### Provided entries
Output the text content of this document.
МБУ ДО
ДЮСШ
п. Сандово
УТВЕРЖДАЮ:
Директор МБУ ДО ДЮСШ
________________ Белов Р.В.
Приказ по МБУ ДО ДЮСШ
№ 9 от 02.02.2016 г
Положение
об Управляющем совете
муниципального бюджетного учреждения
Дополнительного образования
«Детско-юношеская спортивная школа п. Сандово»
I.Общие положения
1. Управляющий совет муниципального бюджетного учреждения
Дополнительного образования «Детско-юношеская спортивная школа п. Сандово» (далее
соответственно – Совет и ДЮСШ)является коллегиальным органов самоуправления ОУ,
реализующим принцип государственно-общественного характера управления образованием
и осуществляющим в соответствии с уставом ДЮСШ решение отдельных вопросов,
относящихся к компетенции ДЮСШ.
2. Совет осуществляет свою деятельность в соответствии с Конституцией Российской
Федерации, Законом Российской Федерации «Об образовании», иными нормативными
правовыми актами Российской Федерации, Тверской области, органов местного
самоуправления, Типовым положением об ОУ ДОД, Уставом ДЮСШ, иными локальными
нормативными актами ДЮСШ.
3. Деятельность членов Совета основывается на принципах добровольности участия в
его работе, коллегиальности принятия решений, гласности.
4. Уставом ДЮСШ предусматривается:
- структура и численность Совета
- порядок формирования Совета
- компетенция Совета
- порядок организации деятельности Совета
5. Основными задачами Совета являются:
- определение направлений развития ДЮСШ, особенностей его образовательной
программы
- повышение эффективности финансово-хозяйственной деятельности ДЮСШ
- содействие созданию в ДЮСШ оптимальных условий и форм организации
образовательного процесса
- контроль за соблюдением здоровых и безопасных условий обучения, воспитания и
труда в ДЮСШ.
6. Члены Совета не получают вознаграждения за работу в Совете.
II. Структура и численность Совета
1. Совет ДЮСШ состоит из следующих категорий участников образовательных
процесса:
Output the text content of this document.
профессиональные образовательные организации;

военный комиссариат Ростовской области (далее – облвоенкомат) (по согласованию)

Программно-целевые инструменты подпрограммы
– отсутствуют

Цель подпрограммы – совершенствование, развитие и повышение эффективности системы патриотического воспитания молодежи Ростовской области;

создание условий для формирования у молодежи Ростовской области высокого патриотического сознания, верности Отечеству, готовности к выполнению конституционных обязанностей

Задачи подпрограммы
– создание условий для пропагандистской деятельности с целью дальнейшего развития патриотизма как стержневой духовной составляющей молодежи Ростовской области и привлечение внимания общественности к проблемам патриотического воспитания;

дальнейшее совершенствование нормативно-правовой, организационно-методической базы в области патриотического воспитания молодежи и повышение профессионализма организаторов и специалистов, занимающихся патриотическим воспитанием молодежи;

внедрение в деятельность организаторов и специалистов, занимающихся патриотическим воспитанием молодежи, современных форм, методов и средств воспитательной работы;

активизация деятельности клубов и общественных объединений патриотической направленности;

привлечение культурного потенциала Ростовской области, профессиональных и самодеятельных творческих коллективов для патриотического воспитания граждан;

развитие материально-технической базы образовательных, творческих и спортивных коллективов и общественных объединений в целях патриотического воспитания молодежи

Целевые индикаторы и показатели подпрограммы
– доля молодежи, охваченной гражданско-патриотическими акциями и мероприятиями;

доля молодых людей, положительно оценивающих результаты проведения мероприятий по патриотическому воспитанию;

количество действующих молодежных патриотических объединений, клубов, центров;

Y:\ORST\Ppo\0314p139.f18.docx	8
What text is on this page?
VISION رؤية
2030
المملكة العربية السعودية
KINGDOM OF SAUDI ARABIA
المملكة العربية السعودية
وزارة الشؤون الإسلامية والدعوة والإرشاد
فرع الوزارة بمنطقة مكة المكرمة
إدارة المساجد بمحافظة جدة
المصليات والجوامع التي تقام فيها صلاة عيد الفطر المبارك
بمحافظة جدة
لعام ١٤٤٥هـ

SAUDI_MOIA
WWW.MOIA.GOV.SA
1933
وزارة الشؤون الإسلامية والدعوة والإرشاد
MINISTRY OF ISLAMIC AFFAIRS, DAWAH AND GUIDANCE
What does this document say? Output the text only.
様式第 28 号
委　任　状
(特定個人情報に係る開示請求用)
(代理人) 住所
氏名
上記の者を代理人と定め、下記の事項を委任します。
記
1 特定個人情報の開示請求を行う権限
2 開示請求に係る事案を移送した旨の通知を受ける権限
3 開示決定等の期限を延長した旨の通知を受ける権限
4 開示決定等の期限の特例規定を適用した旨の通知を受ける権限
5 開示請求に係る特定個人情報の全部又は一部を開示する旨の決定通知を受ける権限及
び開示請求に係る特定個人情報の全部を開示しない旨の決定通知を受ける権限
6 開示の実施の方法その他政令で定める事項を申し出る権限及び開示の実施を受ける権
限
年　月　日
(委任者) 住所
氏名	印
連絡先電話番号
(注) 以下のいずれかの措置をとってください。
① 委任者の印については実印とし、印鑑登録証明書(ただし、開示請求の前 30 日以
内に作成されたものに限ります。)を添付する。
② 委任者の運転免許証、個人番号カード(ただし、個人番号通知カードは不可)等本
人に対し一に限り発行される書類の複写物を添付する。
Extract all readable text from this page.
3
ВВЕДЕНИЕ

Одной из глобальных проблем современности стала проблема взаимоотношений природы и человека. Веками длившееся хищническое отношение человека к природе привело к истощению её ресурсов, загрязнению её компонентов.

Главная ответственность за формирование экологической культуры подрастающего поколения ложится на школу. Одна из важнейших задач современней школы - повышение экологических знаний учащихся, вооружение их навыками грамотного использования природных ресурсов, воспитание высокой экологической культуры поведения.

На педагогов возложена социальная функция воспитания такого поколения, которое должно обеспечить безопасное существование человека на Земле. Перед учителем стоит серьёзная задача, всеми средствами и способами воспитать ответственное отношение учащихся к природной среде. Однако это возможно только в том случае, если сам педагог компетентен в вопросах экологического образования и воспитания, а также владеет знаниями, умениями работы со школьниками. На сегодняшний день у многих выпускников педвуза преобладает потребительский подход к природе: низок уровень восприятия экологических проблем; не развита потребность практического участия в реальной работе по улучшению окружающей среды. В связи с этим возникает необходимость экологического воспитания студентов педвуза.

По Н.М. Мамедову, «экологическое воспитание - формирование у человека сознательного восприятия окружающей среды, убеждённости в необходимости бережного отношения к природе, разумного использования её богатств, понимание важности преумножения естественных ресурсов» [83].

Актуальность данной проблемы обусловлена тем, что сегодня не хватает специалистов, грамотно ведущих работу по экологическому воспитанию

### Task directions
From the listing above, copy every line that includes the word "творческих".

### Solution
привлечение культурного потенциала Ростовской области, профессиональных и самодеятельных творческих коллективов для патриотического воспитания граждан;
развитие материально-технической базы образовательных, творческих и спортивных коллективов и общественных объединений в целях патриотического воспитания молодежи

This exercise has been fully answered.